** TASK DIRECTIONS **
Gather the lines that hold the string "JSON".

** DATASET **

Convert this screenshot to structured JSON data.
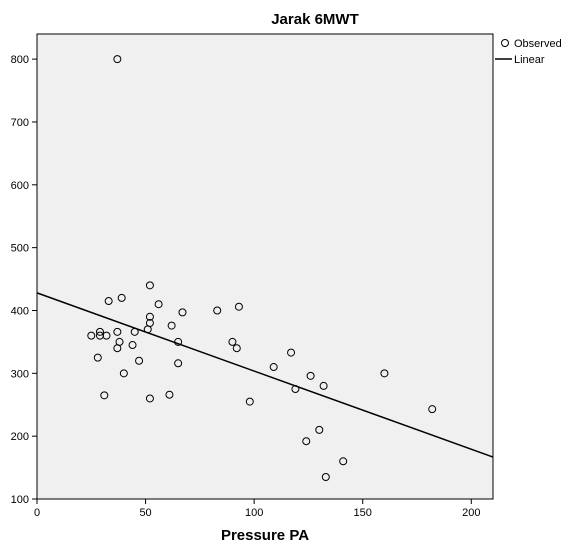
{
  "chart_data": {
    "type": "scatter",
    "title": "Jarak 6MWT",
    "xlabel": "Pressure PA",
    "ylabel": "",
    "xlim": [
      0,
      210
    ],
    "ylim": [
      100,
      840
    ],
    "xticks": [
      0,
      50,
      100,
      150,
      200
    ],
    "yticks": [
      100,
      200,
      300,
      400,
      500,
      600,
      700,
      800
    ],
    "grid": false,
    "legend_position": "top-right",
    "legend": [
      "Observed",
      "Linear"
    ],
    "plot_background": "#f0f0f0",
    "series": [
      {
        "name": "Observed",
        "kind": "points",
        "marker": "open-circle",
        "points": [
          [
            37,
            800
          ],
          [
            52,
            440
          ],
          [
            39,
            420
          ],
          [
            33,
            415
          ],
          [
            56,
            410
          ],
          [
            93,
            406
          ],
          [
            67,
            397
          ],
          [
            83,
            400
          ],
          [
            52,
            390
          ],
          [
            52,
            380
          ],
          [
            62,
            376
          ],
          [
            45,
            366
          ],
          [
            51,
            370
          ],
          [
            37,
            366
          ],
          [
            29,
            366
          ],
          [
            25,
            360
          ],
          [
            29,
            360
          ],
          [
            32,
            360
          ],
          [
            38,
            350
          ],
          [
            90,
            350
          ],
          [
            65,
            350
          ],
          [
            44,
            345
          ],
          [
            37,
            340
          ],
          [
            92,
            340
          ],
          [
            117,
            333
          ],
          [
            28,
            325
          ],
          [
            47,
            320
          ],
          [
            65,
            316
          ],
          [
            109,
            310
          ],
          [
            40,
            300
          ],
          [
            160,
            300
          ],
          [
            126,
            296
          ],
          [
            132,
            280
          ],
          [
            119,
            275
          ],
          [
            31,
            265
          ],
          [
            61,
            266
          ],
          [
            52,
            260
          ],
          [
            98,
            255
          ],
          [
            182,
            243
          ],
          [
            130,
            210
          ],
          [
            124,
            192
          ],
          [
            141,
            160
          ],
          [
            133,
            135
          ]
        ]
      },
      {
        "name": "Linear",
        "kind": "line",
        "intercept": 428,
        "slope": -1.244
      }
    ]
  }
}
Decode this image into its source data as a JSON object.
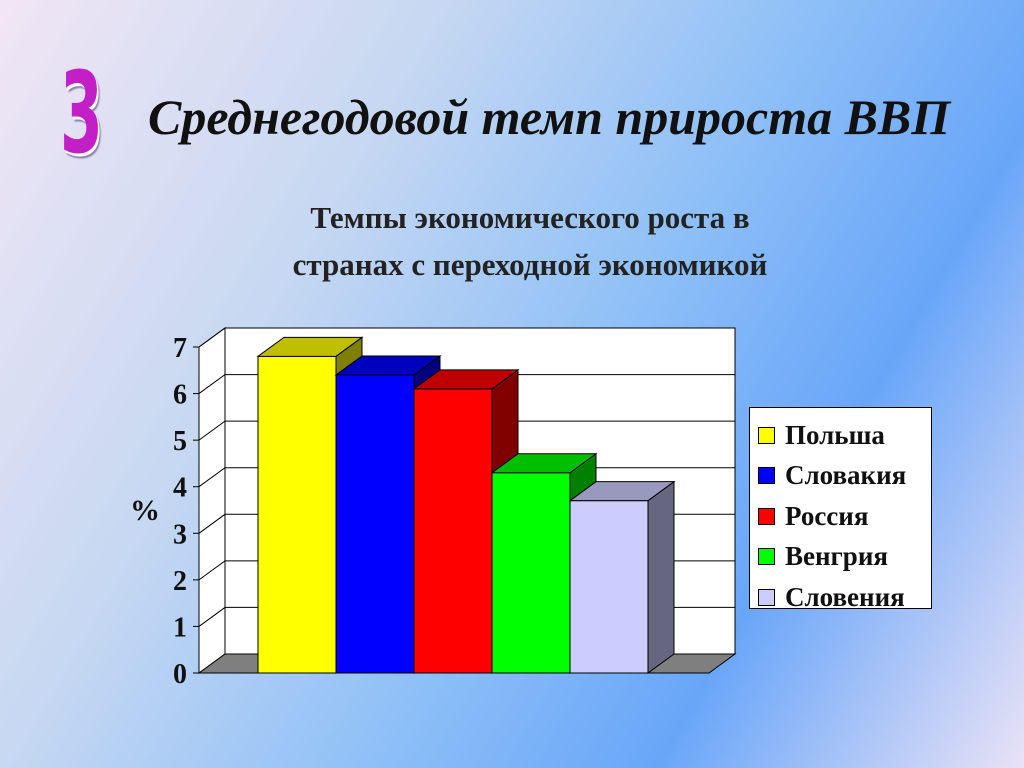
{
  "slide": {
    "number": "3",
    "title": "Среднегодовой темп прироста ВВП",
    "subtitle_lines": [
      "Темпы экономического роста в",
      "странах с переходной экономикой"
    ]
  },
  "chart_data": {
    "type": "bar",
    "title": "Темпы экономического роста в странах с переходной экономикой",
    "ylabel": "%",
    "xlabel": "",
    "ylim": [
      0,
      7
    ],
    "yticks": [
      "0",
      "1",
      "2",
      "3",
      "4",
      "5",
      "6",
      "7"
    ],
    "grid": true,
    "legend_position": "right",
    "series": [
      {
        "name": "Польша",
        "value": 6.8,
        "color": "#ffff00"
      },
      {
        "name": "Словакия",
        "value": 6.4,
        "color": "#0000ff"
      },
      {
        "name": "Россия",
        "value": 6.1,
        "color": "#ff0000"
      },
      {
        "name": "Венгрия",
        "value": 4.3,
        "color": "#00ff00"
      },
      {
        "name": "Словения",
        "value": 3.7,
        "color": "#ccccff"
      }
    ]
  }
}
* * *
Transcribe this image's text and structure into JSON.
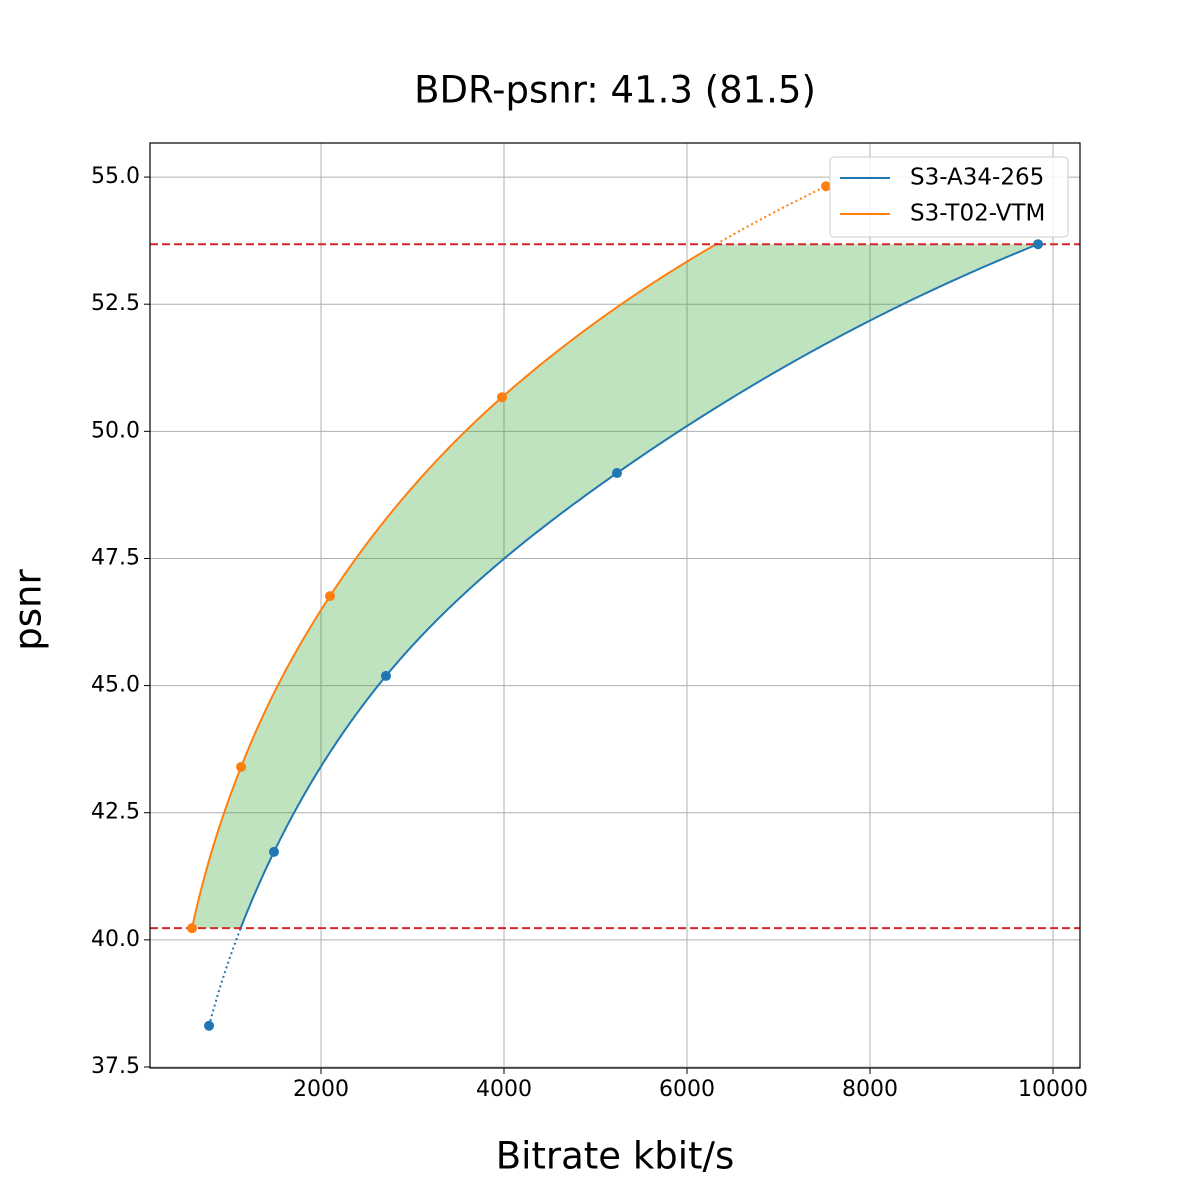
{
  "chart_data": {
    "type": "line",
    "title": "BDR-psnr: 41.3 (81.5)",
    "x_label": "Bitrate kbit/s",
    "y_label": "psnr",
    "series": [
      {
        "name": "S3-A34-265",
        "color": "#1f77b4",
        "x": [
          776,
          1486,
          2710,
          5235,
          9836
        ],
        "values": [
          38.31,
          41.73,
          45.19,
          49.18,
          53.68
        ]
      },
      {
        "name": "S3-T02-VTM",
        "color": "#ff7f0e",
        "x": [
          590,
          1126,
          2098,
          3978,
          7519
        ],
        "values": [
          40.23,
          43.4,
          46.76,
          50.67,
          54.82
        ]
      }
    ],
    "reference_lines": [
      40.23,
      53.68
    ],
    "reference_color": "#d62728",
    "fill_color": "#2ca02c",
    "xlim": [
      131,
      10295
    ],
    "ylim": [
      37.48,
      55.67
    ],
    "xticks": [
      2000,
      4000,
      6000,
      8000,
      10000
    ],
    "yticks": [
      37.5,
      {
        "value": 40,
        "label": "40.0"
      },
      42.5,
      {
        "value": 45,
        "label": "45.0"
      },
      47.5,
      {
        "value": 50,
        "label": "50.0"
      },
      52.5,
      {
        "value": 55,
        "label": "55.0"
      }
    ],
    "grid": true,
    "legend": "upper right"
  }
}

** SOLVED PROBLEM **
Convert this screenshot to structured JSON data.
Decode this image into its source data as a JSON object.
Transcribe this image's text and structure into JSON.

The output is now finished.